Items listed in a dataset:
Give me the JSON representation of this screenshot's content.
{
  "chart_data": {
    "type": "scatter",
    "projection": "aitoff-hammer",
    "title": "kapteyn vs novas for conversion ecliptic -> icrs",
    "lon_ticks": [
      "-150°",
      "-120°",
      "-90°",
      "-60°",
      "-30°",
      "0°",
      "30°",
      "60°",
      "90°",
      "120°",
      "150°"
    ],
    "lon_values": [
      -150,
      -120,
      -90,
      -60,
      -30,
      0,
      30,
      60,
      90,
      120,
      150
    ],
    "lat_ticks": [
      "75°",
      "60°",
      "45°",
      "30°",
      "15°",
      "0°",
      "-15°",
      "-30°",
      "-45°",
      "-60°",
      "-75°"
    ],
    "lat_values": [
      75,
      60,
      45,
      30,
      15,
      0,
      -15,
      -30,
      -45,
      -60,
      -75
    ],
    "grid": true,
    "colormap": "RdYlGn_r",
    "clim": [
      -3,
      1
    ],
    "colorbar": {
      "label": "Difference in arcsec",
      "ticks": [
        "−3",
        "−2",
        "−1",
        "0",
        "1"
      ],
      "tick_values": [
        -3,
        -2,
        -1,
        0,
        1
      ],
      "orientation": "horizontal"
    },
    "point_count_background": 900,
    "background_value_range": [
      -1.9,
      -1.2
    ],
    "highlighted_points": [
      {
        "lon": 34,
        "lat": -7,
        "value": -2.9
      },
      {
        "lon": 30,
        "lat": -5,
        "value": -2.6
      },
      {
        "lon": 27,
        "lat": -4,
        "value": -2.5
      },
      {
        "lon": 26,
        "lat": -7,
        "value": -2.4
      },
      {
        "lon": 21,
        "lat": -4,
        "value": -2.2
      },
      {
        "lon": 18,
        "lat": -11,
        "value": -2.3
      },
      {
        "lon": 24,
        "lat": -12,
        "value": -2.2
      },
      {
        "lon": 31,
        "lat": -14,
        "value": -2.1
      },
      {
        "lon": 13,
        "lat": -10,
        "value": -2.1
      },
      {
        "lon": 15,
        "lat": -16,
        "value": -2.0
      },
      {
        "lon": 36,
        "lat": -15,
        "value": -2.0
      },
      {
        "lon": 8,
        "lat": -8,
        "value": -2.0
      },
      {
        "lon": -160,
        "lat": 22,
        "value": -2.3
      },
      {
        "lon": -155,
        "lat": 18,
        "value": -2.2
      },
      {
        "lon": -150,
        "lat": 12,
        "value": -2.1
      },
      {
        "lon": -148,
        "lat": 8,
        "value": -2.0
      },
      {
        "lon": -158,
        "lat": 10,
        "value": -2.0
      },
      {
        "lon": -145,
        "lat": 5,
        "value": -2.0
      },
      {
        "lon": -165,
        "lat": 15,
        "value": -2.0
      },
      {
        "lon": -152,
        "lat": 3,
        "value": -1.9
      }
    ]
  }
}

Stated goal => Repeat every entry exactly as written above.

Finished task =>
Give me the JSON representation of this screenshot's content.
{
  "chart_data": {
    "type": "scatter",
    "projection": "aitoff-hammer",
    "title": "kapteyn vs novas for conversion ecliptic -> icrs",
    "lon_ticks": [
      "-150°",
      "-120°",
      "-90°",
      "-60°",
      "-30°",
      "0°",
      "30°",
      "60°",
      "90°",
      "120°",
      "150°"
    ],
    "lon_values": [
      -150,
      -120,
      -90,
      -60,
      -30,
      0,
      30,
      60,
      90,
      120,
      150
    ],
    "lat_ticks": [
      "75°",
      "60°",
      "45°",
      "30°",
      "15°",
      "0°",
      "-15°",
      "-30°",
      "-45°",
      "-60°",
      "-75°"
    ],
    "lat_values": [
      75,
      60,
      45,
      30,
      15,
      0,
      -15,
      -30,
      -45,
      -60,
      -75
    ],
    "grid": true,
    "colormap": "RdYlGn_r",
    "clim": [
      -3,
      1
    ],
    "colorbar": {
      "label": "Difference in arcsec",
      "ticks": [
        "−3",
        "−2",
        "−1",
        "0",
        "1"
      ],
      "tick_values": [
        -3,
        -2,
        -1,
        0,
        1
      ],
      "orientation": "horizontal"
    },
    "point_count_background": 900,
    "background_value_range": [
      -1.9,
      -1.2
    ],
    "highlighted_points": [
      {
        "lon": 34,
        "lat": -7,
        "value": -2.9
      },
      {
        "lon": 30,
        "lat": -5,
        "value": -2.6
      },
      {
        "lon": 27,
        "lat": -4,
        "value": -2.5
      },
      {
        "lon": 26,
        "lat": -7,
        "value": -2.4
      },
      {
        "lon": 21,
        "lat": -4,
        "value": -2.2
      },
      {
        "lon": 18,
        "lat": -11,
        "value": -2.3
      },
      {
        "lon": 24,
        "lat": -12,
        "value": -2.2
      },
      {
        "lon": 31,
        "lat": -14,
        "value": -2.1
      },
      {
        "lon": 13,
        "lat": -10,
        "value": -2.1
      },
      {
        "lon": 15,
        "lat": -16,
        "value": -2.0
      },
      {
        "lon": 36,
        "lat": -15,
        "value": -2.0
      },
      {
        "lon": 8,
        "lat": -8,
        "value": -2.0
      },
      {
        "lon": -160,
        "lat": 22,
        "value": -2.3
      },
      {
        "lon": -155,
        "lat": 18,
        "value": -2.2
      },
      {
        "lon": -150,
        "lat": 12,
        "value": -2.1
      },
      {
        "lon": -148,
        "lat": 8,
        "value": -2.0
      },
      {
        "lon": -158,
        "lat": 10,
        "value": -2.0
      },
      {
        "lon": -145,
        "lat": 5,
        "value": -2.0
      },
      {
        "lon": -165,
        "lat": 15,
        "value": -2.0
      },
      {
        "lon": -152,
        "lat": 3,
        "value": -1.9
      }
    ]
  }
}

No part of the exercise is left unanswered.